● What you need to do
Give the material once more, word for word, without any images.

★ ★ ★

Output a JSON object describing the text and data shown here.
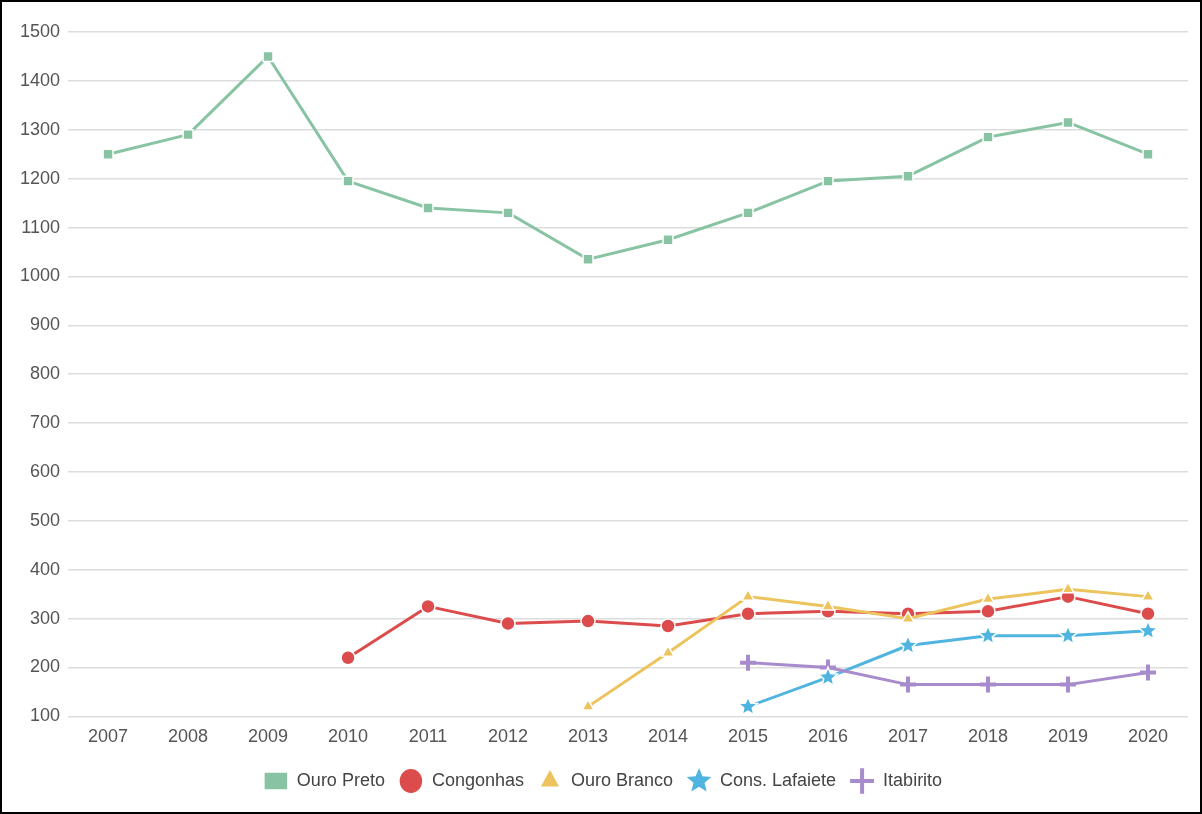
{
  "chart_data": {
    "type": "line",
    "categories": [
      "2007",
      "2008",
      "2009",
      "2010",
      "2011",
      "2012",
      "2013",
      "2014",
      "2015",
      "2016",
      "2017",
      "2018",
      "2019",
      "2020"
    ],
    "series": [
      {
        "name": "Ouro Preto",
        "color": "#88c4a3",
        "marker": "square",
        "values": [
          1250,
          1290,
          1450,
          1195,
          1140,
          1130,
          1035,
          1075,
          1130,
          1195,
          1205,
          1285,
          1315,
          1250
        ]
      },
      {
        "name": "Congonhas",
        "color": "#dc4c4c",
        "marker": "circle",
        "values": [
          null,
          null,
          null,
          220,
          325,
          290,
          295,
          285,
          310,
          315,
          310,
          315,
          345,
          310
        ]
      },
      {
        "name": "Ouro Branco",
        "color": "#ecc35c",
        "marker": "triangle",
        "values": [
          null,
          null,
          null,
          null,
          null,
          null,
          120,
          230,
          345,
          325,
          300,
          340,
          360,
          345
        ]
      },
      {
        "name": "Cons. Lafaiete",
        "color": "#4fb5e0",
        "marker": "star",
        "values": [
          null,
          null,
          null,
          null,
          null,
          null,
          null,
          null,
          120,
          180,
          245,
          265,
          265,
          275
        ]
      },
      {
        "name": "Itabirito",
        "color": "#a88bcc",
        "marker": "cross",
        "values": [
          null,
          null,
          null,
          null,
          null,
          null,
          null,
          null,
          210,
          200,
          165,
          165,
          165,
          190
        ]
      }
    ],
    "ylim": [
      100,
      1500
    ],
    "yticks": [
      100,
      200,
      300,
      400,
      500,
      600,
      700,
      800,
      900,
      1000,
      1100,
      1200,
      1300,
      1400,
      1500
    ],
    "grid": "y",
    "legend": "bottom",
    "line_style": "solid"
  }
}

★ ★ ★

● Output below
Output a JSON object describing the text and data shown here.
{
  "chart_data": {
    "type": "line",
    "categories": [
      "2007",
      "2008",
      "2009",
      "2010",
      "2011",
      "2012",
      "2013",
      "2014",
      "2015",
      "2016",
      "2017",
      "2018",
      "2019",
      "2020"
    ],
    "series": [
      {
        "name": "Ouro Preto",
        "color": "#88c4a3",
        "marker": "square",
        "values": [
          1250,
          1290,
          1450,
          1195,
          1140,
          1130,
          1035,
          1075,
          1130,
          1195,
          1205,
          1285,
          1315,
          1250
        ]
      },
      {
        "name": "Congonhas",
        "color": "#dc4c4c",
        "marker": "circle",
        "values": [
          null,
          null,
          null,
          220,
          325,
          290,
          295,
          285,
          310,
          315,
          310,
          315,
          345,
          310
        ]
      },
      {
        "name": "Ouro Branco",
        "color": "#ecc35c",
        "marker": "triangle",
        "values": [
          null,
          null,
          null,
          null,
          null,
          null,
          120,
          230,
          345,
          325,
          300,
          340,
          360,
          345
        ]
      },
      {
        "name": "Cons. Lafaiete",
        "color": "#4fb5e0",
        "marker": "star",
        "values": [
          null,
          null,
          null,
          null,
          null,
          null,
          null,
          null,
          120,
          180,
          245,
          265,
          265,
          275
        ]
      },
      {
        "name": "Itabirito",
        "color": "#a88bcc",
        "marker": "cross",
        "values": [
          null,
          null,
          null,
          null,
          null,
          null,
          null,
          null,
          210,
          200,
          165,
          165,
          165,
          190
        ]
      }
    ],
    "ylim": [
      100,
      1500
    ],
    "yticks": [
      100,
      200,
      300,
      400,
      500,
      600,
      700,
      800,
      900,
      1000,
      1100,
      1200,
      1300,
      1400,
      1500
    ],
    "grid": "y",
    "legend": "bottom",
    "line_style": "solid"
  }
}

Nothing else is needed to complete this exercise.